- Task instructions -
Retype the data that follows line by line, exactly, and leave its pictures out.
___ Material shown
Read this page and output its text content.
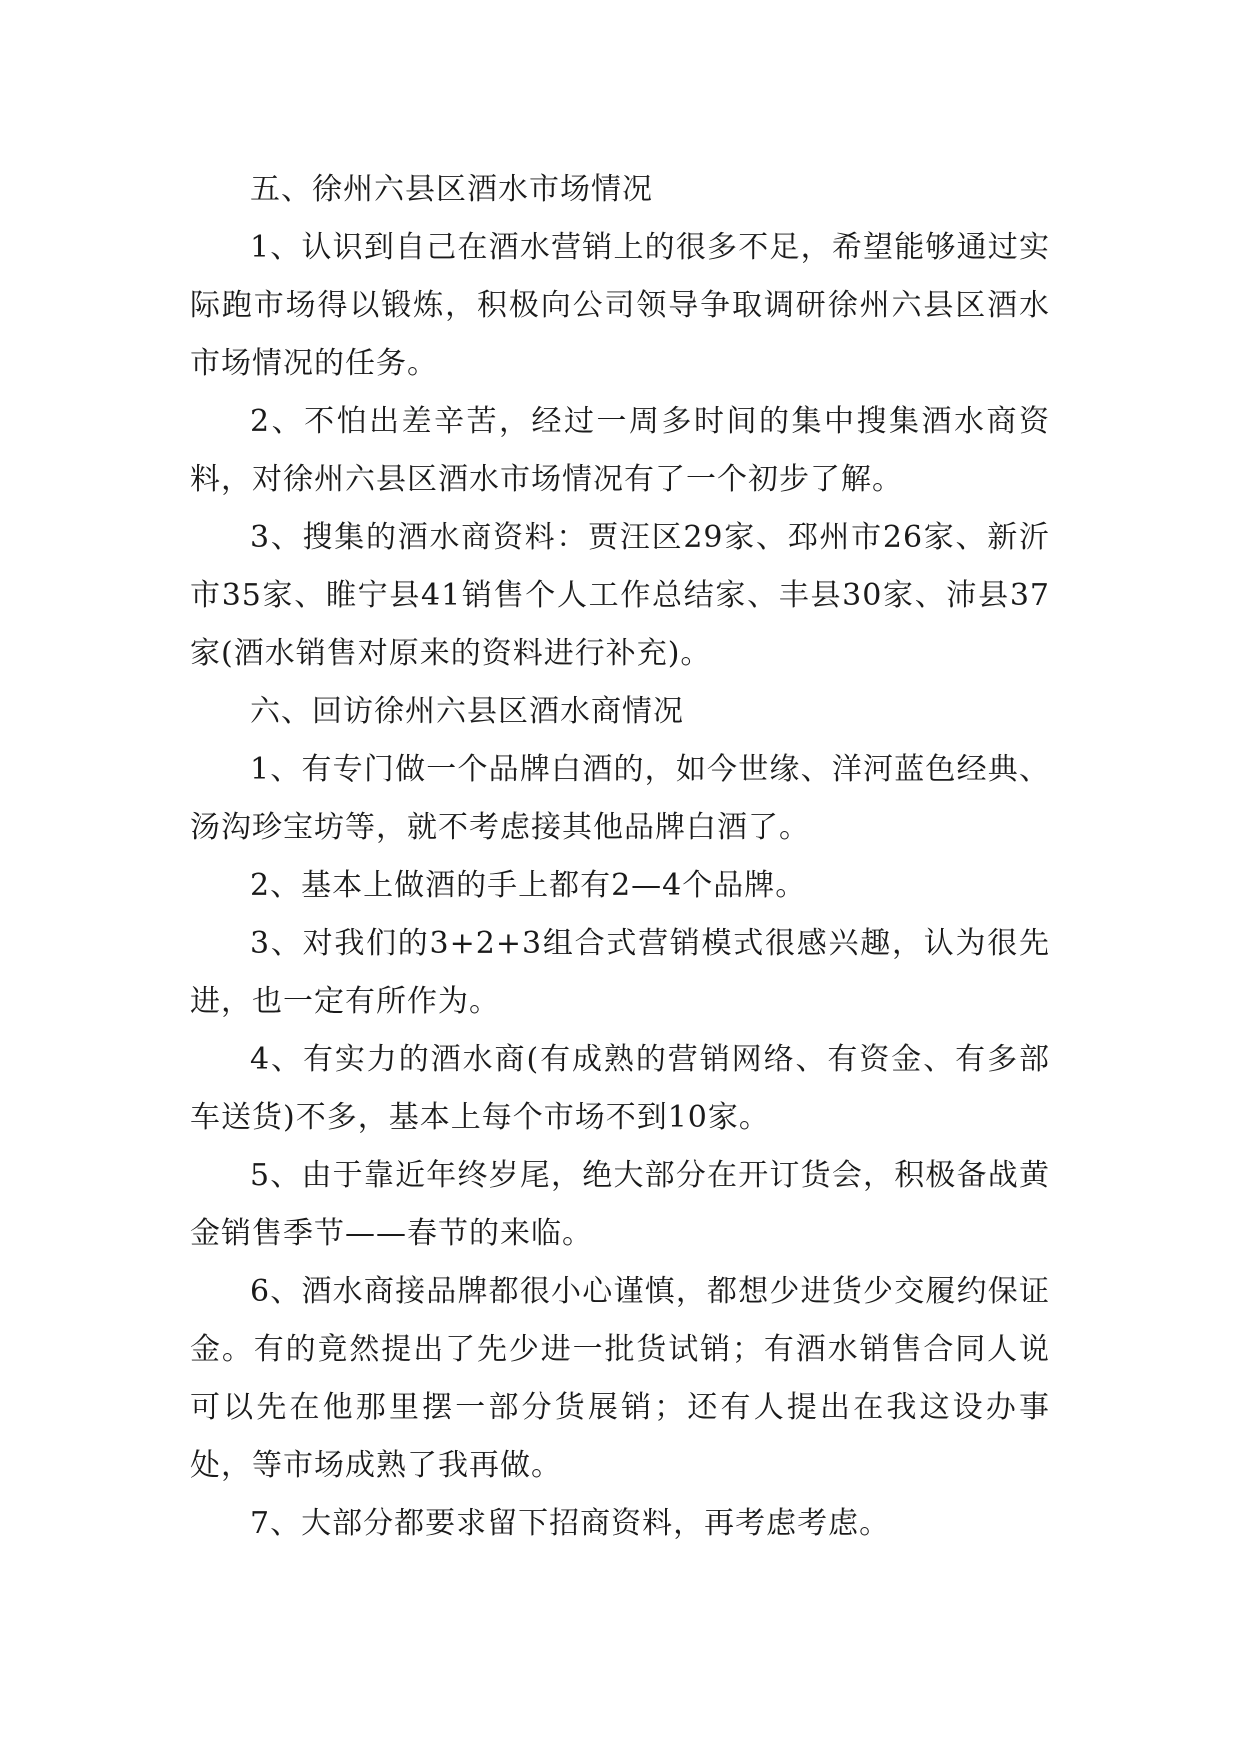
五、徐州六县区酒水市场情况

1、认识到自己在酒水营销上的很多不足，希望能够通过实际跑市场得以锻炼，积极向公司领导争取调研徐州六县区酒水市场情况的任务。

2、不怕出差辛苦，经过一周多时间的集中搜集酒水商资料，对徐州六县区酒水市场情况有了一个初步了解。

3、搜集的酒水商资料：贾汪区29家、邳州市26家、新沂市35家、睢宁县41销售个人工作总结家、丰县30家、沛县37家(酒水销售对原来的资料进行补充)。

六、回访徐州六县区酒水商情况

1、有专门做一个品牌白酒的，如今世缘、洋河蓝色经典、汤沟珍宝坊等，就不考虑接其他品牌白酒了。

2、基本上做酒的手上都有2—4个品牌。

3、对我们的3+2+3组合式营销模式很感兴趣，认为很先进，也一定有所作为。

4、有实力的酒水商(有成熟的营销网络、有资金、有多部车送货)不多，基本上每个市场不到10家。

5、由于靠近年终岁尾，绝大部分在开订货会，积极备战黄金销售季节——春节的来临。

6、酒水商接品牌都很小心谨慎，都想少进货少交履约保证金。有的竟然提出了先少进一批货试销；有酒水销售合同人说可以先在他那里摆一部分货展销；还有人提出在我这设办事处，等市场成熟了我再做。

7、大部分都要求留下招商资料，再考虑考虑。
______
- Full output -
Read this page and output its text content.
五、徐州六县区酒水市场情况

1、认识到自己在酒水营销上的很多不足，希望能够通过实际跑市场得以锻炼，积极向公司领导争取调研徐州六县区酒水市场情况的任务。

2、不怕出差辛苦，经过一周多时间的集中搜集酒水商资料，对徐州六县区酒水市场情况有了一个初步了解。

3、搜集的酒水商资料：贾汪区29家、邳州市26家、新沂市35家、睢宁县41销售个人工作总结家、丰县30家、沛县37家(酒水销售对原来的资料进行补充)。

六、回访徐州六县区酒水商情况

1、有专门做一个品牌白酒的，如今世缘、洋河蓝色经典、汤沟珍宝坊等，就不考虑接其他品牌白酒了。

2、基本上做酒的手上都有2—4个品牌。

3、对我们的3+2+3组合式营销模式很感兴趣，认为很先进，也一定有所作为。

4、有实力的酒水商(有成熟的营销网络、有资金、有多部车送货)不多，基本上每个市场不到10家。

5、由于靠近年终岁尾，绝大部分在开订货会，积极备战黄金销售季节——春节的来临。

6、酒水商接品牌都很小心谨慎，都想少进货少交履约保证金。有的竟然提出了先少进一批货试销；有酒水销售合同人说可以先在他那里摆一部分货展销；还有人提出在我这设办事处，等市场成熟了我再做。

7、大部分都要求留下招商资料，再考虑考虑。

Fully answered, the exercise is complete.